[What you will do] Each record must be retyped in full. No character may differ.

Collected data

+--

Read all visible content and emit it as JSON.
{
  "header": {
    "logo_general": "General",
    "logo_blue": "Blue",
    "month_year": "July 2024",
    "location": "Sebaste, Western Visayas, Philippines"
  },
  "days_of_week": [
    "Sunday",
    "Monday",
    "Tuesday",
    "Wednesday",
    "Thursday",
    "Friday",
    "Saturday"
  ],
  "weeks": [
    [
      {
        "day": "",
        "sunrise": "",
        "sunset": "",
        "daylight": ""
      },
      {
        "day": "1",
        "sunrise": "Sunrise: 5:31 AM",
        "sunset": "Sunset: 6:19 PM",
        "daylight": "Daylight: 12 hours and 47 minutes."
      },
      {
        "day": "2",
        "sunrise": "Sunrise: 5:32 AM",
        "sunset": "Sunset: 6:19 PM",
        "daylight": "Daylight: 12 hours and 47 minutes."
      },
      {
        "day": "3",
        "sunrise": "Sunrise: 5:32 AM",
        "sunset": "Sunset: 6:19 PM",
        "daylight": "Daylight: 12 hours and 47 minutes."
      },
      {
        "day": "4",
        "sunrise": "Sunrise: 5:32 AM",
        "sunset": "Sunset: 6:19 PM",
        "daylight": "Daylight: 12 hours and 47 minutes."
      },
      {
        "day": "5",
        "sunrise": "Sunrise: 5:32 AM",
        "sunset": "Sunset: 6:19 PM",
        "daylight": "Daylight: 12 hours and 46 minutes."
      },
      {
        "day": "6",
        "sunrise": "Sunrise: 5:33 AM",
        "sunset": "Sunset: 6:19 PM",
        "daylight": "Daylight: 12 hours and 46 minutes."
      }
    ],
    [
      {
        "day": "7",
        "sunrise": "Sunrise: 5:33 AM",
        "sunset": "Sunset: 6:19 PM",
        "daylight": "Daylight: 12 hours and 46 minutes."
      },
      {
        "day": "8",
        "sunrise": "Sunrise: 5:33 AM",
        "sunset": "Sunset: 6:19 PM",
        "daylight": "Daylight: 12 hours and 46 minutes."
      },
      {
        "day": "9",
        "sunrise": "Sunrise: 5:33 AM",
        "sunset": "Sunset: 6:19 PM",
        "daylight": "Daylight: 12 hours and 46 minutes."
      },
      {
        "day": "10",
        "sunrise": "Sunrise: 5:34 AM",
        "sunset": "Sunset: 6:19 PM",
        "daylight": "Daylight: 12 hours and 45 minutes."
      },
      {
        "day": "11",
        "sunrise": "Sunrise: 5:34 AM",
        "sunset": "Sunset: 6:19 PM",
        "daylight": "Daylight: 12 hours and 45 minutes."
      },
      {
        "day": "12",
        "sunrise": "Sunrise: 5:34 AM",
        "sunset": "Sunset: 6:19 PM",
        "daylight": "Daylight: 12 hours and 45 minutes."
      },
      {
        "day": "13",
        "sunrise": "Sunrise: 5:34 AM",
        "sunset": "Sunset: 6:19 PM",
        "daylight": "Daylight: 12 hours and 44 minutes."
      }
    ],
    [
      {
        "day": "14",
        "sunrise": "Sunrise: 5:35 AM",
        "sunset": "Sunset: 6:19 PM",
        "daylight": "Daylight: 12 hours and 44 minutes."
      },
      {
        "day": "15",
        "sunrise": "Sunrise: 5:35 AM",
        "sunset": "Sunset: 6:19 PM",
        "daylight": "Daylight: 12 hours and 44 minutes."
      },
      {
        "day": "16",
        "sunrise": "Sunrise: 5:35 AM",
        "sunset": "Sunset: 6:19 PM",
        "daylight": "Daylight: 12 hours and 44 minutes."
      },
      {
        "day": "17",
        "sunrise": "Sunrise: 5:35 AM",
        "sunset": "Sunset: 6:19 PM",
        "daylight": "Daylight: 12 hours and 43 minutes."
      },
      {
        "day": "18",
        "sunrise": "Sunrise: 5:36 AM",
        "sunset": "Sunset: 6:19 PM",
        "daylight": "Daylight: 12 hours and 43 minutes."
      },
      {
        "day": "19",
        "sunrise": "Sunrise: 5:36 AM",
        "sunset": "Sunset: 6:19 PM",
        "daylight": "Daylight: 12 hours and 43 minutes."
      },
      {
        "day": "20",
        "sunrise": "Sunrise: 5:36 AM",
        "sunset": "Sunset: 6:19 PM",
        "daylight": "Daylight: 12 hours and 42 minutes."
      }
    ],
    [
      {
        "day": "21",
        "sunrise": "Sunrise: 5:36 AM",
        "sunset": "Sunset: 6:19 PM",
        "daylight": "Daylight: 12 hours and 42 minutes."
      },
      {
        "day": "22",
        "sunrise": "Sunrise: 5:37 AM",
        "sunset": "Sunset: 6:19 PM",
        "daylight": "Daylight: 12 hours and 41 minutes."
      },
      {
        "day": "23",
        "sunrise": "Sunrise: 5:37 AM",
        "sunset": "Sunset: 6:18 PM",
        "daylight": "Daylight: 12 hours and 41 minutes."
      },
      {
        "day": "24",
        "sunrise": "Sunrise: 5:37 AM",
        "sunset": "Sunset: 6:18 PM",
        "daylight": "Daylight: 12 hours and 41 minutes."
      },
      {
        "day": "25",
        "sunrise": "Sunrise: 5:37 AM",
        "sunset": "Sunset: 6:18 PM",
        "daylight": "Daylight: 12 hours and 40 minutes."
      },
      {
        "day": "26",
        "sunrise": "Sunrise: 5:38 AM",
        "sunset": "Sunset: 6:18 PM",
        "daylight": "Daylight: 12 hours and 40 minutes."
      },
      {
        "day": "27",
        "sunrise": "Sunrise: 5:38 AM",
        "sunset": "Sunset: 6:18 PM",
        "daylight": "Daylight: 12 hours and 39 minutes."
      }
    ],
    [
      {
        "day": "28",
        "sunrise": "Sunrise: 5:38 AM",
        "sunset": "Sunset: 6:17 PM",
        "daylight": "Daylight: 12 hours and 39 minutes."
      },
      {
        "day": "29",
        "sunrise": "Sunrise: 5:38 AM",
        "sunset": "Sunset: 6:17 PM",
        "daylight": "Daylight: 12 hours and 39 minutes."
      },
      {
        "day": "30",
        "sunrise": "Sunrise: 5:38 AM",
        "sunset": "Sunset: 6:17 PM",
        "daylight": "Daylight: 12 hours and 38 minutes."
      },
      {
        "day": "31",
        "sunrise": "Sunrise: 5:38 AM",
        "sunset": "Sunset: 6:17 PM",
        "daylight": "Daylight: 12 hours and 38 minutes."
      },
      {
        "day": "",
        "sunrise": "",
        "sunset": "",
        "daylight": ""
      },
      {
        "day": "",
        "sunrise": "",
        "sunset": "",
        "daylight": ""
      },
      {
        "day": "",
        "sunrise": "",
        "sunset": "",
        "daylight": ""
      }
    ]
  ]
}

+--

[Problem solution]
Read all visible content and emit it as JSON.
{
  "header": {
    "logo_general": "General",
    "logo_blue": "Blue",
    "month_year": "July 2024",
    "location": "Sebaste, Western Visayas, Philippines"
  },
  "days_of_week": [
    "Sunday",
    "Monday",
    "Tuesday",
    "Wednesday",
    "Thursday",
    "Friday",
    "Saturday"
  ],
  "weeks": [
    [
      {
        "day": "",
        "sunrise": "",
        "sunset": "",
        "daylight": ""
      },
      {
        "day": "1",
        "sunrise": "Sunrise: 5:31 AM",
        "sunset": "Sunset: 6:19 PM",
        "daylight": "Daylight: 12 hours and 47 minutes."
      },
      {
        "day": "2",
        "sunrise": "Sunrise: 5:32 AM",
        "sunset": "Sunset: 6:19 PM",
        "daylight": "Daylight: 12 hours and 47 minutes."
      },
      {
        "day": "3",
        "sunrise": "Sunrise: 5:32 AM",
        "sunset": "Sunset: 6:19 PM",
        "daylight": "Daylight: 12 hours and 47 minutes."
      },
      {
        "day": "4",
        "sunrise": "Sunrise: 5:32 AM",
        "sunset": "Sunset: 6:19 PM",
        "daylight": "Daylight: 12 hours and 47 minutes."
      },
      {
        "day": "5",
        "sunrise": "Sunrise: 5:32 AM",
        "sunset": "Sunset: 6:19 PM",
        "daylight": "Daylight: 12 hours and 46 minutes."
      },
      {
        "day": "6",
        "sunrise": "Sunrise: 5:33 AM",
        "sunset": "Sunset: 6:19 PM",
        "daylight": "Daylight: 12 hours and 46 minutes."
      }
    ],
    [
      {
        "day": "7",
        "sunrise": "Sunrise: 5:33 AM",
        "sunset": "Sunset: 6:19 PM",
        "daylight": "Daylight: 12 hours and 46 minutes."
      },
      {
        "day": "8",
        "sunrise": "Sunrise: 5:33 AM",
        "sunset": "Sunset: 6:19 PM",
        "daylight": "Daylight: 12 hours and 46 minutes."
      },
      {
        "day": "9",
        "sunrise": "Sunrise: 5:33 AM",
        "sunset": "Sunset: 6:19 PM",
        "daylight": "Daylight: 12 hours and 46 minutes."
      },
      {
        "day": "10",
        "sunrise": "Sunrise: 5:34 AM",
        "sunset": "Sunset: 6:19 PM",
        "daylight": "Daylight: 12 hours and 45 minutes."
      },
      {
        "day": "11",
        "sunrise": "Sunrise: 5:34 AM",
        "sunset": "Sunset: 6:19 PM",
        "daylight": "Daylight: 12 hours and 45 minutes."
      },
      {
        "day": "12",
        "sunrise": "Sunrise: 5:34 AM",
        "sunset": "Sunset: 6:19 PM",
        "daylight": "Daylight: 12 hours and 45 minutes."
      },
      {
        "day": "13",
        "sunrise": "Sunrise: 5:34 AM",
        "sunset": "Sunset: 6:19 PM",
        "daylight": "Daylight: 12 hours and 44 minutes."
      }
    ],
    [
      {
        "day": "14",
        "sunrise": "Sunrise: 5:35 AM",
        "sunset": "Sunset: 6:19 PM",
        "daylight": "Daylight: 12 hours and 44 minutes."
      },
      {
        "day": "15",
        "sunrise": "Sunrise: 5:35 AM",
        "sunset": "Sunset: 6:19 PM",
        "daylight": "Daylight: 12 hours and 44 minutes."
      },
      {
        "day": "16",
        "sunrise": "Sunrise: 5:35 AM",
        "sunset": "Sunset: 6:19 PM",
        "daylight": "Daylight: 12 hours and 44 minutes."
      },
      {
        "day": "17",
        "sunrise": "Sunrise: 5:35 AM",
        "sunset": "Sunset: 6:19 PM",
        "daylight": "Daylight: 12 hours and 43 minutes."
      },
      {
        "day": "18",
        "sunrise": "Sunrise: 5:36 AM",
        "sunset": "Sunset: 6:19 PM",
        "daylight": "Daylight: 12 hours and 43 minutes."
      },
      {
        "day": "19",
        "sunrise": "Sunrise: 5:36 AM",
        "sunset": "Sunset: 6:19 PM",
        "daylight": "Daylight: 12 hours and 43 minutes."
      },
      {
        "day": "20",
        "sunrise": "Sunrise: 5:36 AM",
        "sunset": "Sunset: 6:19 PM",
        "daylight": "Daylight: 12 hours and 42 minutes."
      }
    ],
    [
      {
        "day": "21",
        "sunrise": "Sunrise: 5:36 AM",
        "sunset": "Sunset: 6:19 PM",
        "daylight": "Daylight: 12 hours and 42 minutes."
      },
      {
        "day": "22",
        "sunrise": "Sunrise: 5:37 AM",
        "sunset": "Sunset: 6:19 PM",
        "daylight": "Daylight: 12 hours and 41 minutes."
      },
      {
        "day": "23",
        "sunrise": "Sunrise: 5:37 AM",
        "sunset": "Sunset: 6:18 PM",
        "daylight": "Daylight: 12 hours and 41 minutes."
      },
      {
        "day": "24",
        "sunrise": "Sunrise: 5:37 AM",
        "sunset": "Sunset: 6:18 PM",
        "daylight": "Daylight: 12 hours and 41 minutes."
      },
      {
        "day": "25",
        "sunrise": "Sunrise: 5:37 AM",
        "sunset": "Sunset: 6:18 PM",
        "daylight": "Daylight: 12 hours and 40 minutes."
      },
      {
        "day": "26",
        "sunrise": "Sunrise: 5:38 AM",
        "sunset": "Sunset: 6:18 PM",
        "daylight": "Daylight: 12 hours and 40 minutes."
      },
      {
        "day": "27",
        "sunrise": "Sunrise: 5:38 AM",
        "sunset": "Sunset: 6:18 PM",
        "daylight": "Daylight: 12 hours and 39 minutes."
      }
    ],
    [
      {
        "day": "28",
        "sunrise": "Sunrise: 5:38 AM",
        "sunset": "Sunset: 6:17 PM",
        "daylight": "Daylight: 12 hours and 39 minutes."
      },
      {
        "day": "29",
        "sunrise": "Sunrise: 5:38 AM",
        "sunset": "Sunset: 6:17 PM",
        "daylight": "Daylight: 12 hours and 39 minutes."
      },
      {
        "day": "30",
        "sunrise": "Sunrise: 5:38 AM",
        "sunset": "Sunset: 6:17 PM",
        "daylight": "Daylight: 12 hours and 38 minutes."
      },
      {
        "day": "31",
        "sunrise": "Sunrise: 5:38 AM",
        "sunset": "Sunset: 6:17 PM",
        "daylight": "Daylight: 12 hours and 38 minutes."
      },
      {
        "day": "",
        "sunrise": "",
        "sunset": "",
        "daylight": ""
      },
      {
        "day": "",
        "sunrise": "",
        "sunset": "",
        "daylight": ""
      },
      {
        "day": "",
        "sunrise": "",
        "sunset": "",
        "daylight": ""
      }
    ]
  ]
}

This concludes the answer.